For the records below, give the count of lines holding the word "label" and nothing more.

[START OF DATASET CONTENT]

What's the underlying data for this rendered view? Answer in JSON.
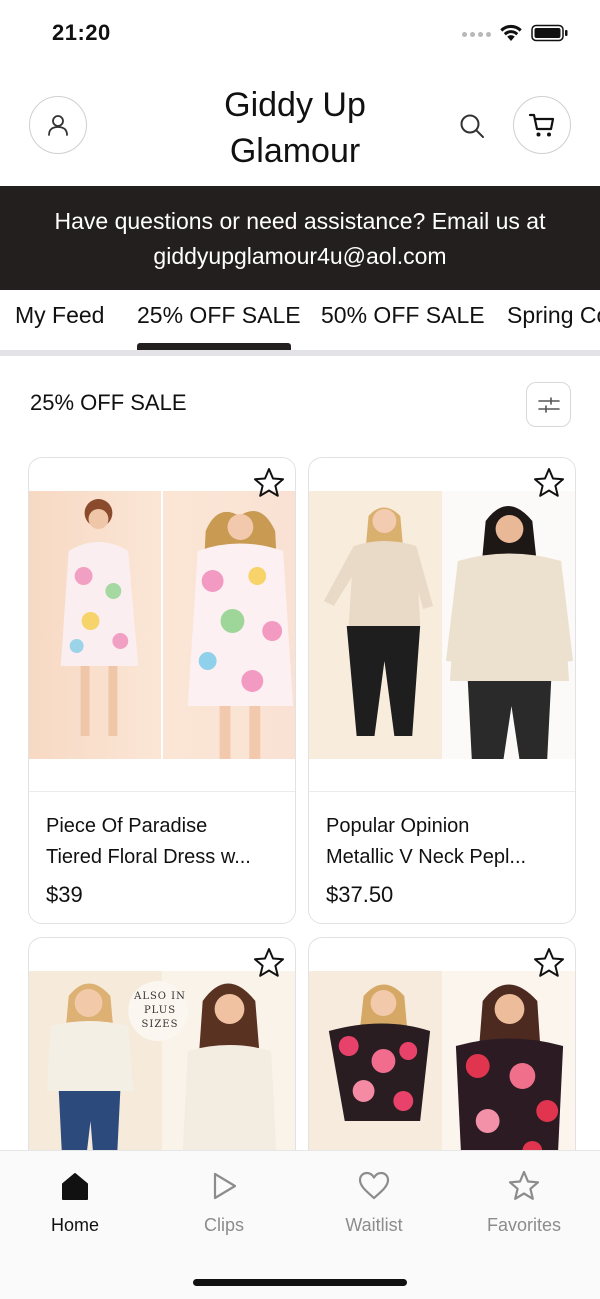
{
  "status_bar": {
    "time": "21:20"
  },
  "header": {
    "brand_line1": "Giddy Up",
    "brand_line2": "Glamour"
  },
  "banner": {
    "line1": "Have questions or need assistance? Email us at",
    "line2": "giddyupglamour4u@aol.com"
  },
  "tabs": [
    {
      "label": "My Feed",
      "active": false
    },
    {
      "label": "25% OFF SALE",
      "active": true
    },
    {
      "label": "50% OFF SALE",
      "active": false
    },
    {
      "label": "Spring Collection",
      "active": false
    }
  ],
  "section": {
    "title": "25% OFF SALE"
  },
  "products": [
    {
      "name_line1": "Piece Of Paradise",
      "name_line2": "Tiered Floral Dress w...",
      "price": "$39"
    },
    {
      "name_line1": "Popular Opinion",
      "name_line2": "Metallic V Neck Pepl...",
      "price": "$37.50"
    },
    {
      "badge_line1": "ALSO IN",
      "badge_line2": "PLUS",
      "badge_line3": "SIZES"
    },
    {}
  ],
  "bottom_nav": [
    {
      "label": "Home",
      "icon": "home-icon",
      "active": true
    },
    {
      "label": "Clips",
      "icon": "play-icon",
      "active": false
    },
    {
      "label": "Waitlist",
      "icon": "heart-icon",
      "active": false
    },
    {
      "label": "Favorites",
      "icon": "star-icon",
      "active": false
    }
  ],
  "colors": {
    "banner_bg": "#231f1e",
    "tab_indicator": "#231f1e",
    "nav_inactive": "#8c8c8c"
  }
}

[END OF DATASET CONTENT]

* _SOLUTION TO THIS EXERCISE_: 8